SOURCE DATA
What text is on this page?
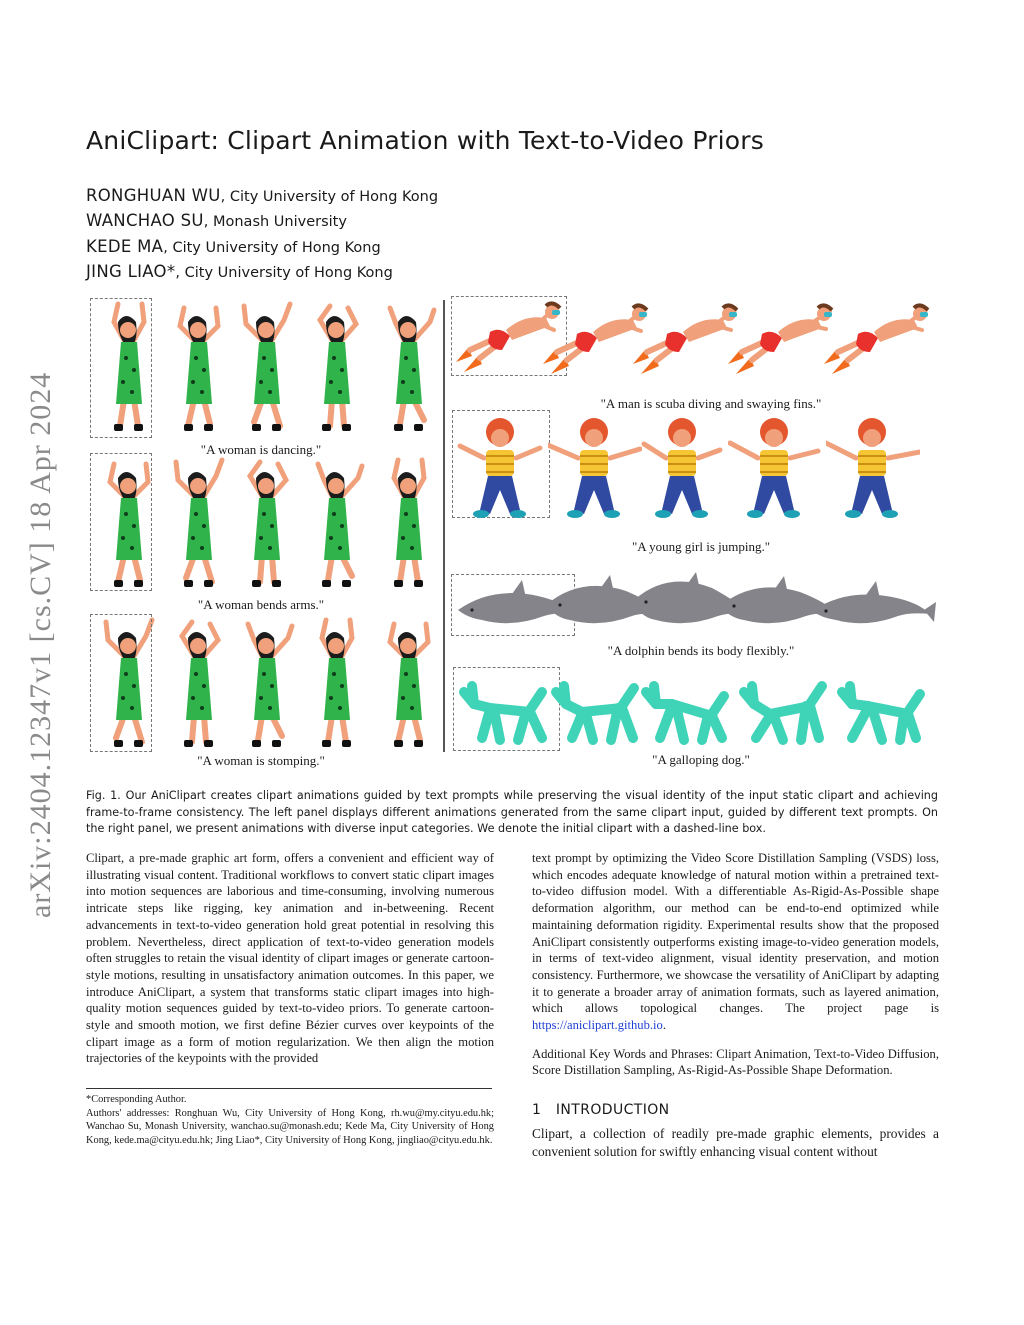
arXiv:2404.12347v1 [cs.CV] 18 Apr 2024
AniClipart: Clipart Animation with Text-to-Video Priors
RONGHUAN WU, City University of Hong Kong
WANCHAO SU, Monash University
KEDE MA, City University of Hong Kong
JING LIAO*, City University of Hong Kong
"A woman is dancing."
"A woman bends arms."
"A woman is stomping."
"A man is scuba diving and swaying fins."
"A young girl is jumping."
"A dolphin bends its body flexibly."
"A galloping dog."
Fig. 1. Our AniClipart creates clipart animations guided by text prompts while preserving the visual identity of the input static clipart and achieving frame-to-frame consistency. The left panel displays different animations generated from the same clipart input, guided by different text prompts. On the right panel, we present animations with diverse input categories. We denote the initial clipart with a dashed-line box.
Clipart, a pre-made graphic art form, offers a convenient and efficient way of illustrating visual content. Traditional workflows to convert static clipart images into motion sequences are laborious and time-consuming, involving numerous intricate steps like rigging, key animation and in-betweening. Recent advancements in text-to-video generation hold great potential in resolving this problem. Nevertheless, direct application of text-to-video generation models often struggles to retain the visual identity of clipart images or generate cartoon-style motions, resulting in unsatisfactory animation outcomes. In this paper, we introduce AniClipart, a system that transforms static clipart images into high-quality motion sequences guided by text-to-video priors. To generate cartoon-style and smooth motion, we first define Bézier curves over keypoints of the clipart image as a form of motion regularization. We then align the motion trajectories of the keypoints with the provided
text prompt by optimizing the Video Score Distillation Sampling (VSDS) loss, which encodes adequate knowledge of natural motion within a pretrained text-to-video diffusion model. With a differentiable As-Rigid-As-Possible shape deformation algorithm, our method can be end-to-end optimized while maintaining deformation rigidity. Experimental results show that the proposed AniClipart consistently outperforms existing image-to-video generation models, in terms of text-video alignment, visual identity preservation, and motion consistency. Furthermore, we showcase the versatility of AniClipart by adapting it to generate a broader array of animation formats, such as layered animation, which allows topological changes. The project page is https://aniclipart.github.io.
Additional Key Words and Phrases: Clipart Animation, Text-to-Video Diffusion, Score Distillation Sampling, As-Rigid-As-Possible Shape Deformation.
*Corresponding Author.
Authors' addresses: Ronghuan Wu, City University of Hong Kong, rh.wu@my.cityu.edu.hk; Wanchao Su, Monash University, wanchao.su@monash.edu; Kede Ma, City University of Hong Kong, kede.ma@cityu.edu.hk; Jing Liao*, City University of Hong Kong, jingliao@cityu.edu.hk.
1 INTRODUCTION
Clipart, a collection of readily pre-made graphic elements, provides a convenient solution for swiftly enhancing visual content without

WHAT IS REQUIRED
Reproduce the material word for word. Any pictures should be left out of the copy.

THE ANSWER
What text is on this page?
arXiv:2404.12347v1 [cs.CV] 18 Apr 2024
AniClipart: Clipart Animation with Text-to-Video Priors
RONGHUAN WU, City University of Hong Kong
WANCHAO SU, Monash University
KEDE MA, City University of Hong Kong
JING LIAO*, City University of Hong Kong
"A woman is dancing."
"A woman bends arms."
"A woman is stomping."
"A man is scuba diving and swaying fins."
"A young girl is jumping."
"A dolphin bends its body flexibly."
"A galloping dog."
Fig. 1. Our AniClipart creates clipart animations guided by text prompts while preserving the visual identity of the input static clipart and achieving frame-to-frame consistency. The left panel displays different animations generated from the same clipart input, guided by different text prompts. On the right panel, we present animations with diverse input categories. We denote the initial clipart with a dashed-line box.
Clipart, a pre-made graphic art form, offers a convenient and efficient way of illustrating visual content. Traditional workflows to convert static clipart images into motion sequences are laborious and time-consuming, involving numerous intricate steps like rigging, key animation and in-betweening. Recent advancements in text-to-video generation hold great potential in resolving this problem. Nevertheless, direct application of text-to-video generation models often struggles to retain the visual identity of clipart images or generate cartoon-style motions, resulting in unsatisfactory animation outcomes. In this paper, we introduce AniClipart, a system that transforms static clipart images into high-quality motion sequences guided by text-to-video priors. To generate cartoon-style and smooth motion, we first define Bézier curves over keypoints of the clipart image as a form of motion regularization. We then align the motion trajectories of the keypoints with the provided
text prompt by optimizing the Video Score Distillation Sampling (VSDS) loss, which encodes adequate knowledge of natural motion within a pretrained text-to-video diffusion model. With a differentiable As-Rigid-As-Possible shape deformation algorithm, our method can be end-to-end optimized while maintaining deformation rigidity. Experimental results show that the proposed AniClipart consistently outperforms existing image-to-video generation models, in terms of text-video alignment, visual identity preservation, and motion consistency. Furthermore, we showcase the versatility of AniClipart by adapting it to generate a broader array of animation formats, such as layered animation, which allows topological changes. The project page is https://aniclipart.github.io.
Additional Key Words and Phrases: Clipart Animation, Text-to-Video Diffusion, Score Distillation Sampling, As-Rigid-As-Possible Shape Deformation.
*Corresponding Author.
Authors' addresses: Ronghuan Wu, City University of Hong Kong, rh.wu@my.cityu.edu.hk; Wanchao Su, Monash University, wanchao.su@monash.edu; Kede Ma, City University of Hong Kong, kede.ma@cityu.edu.hk; Jing Liao*, City University of Hong Kong, jingliao@cityu.edu.hk.
1 INTRODUCTION
Clipart, a collection of readily pre-made graphic elements, provides a convenient solution for swiftly enhancing visual content without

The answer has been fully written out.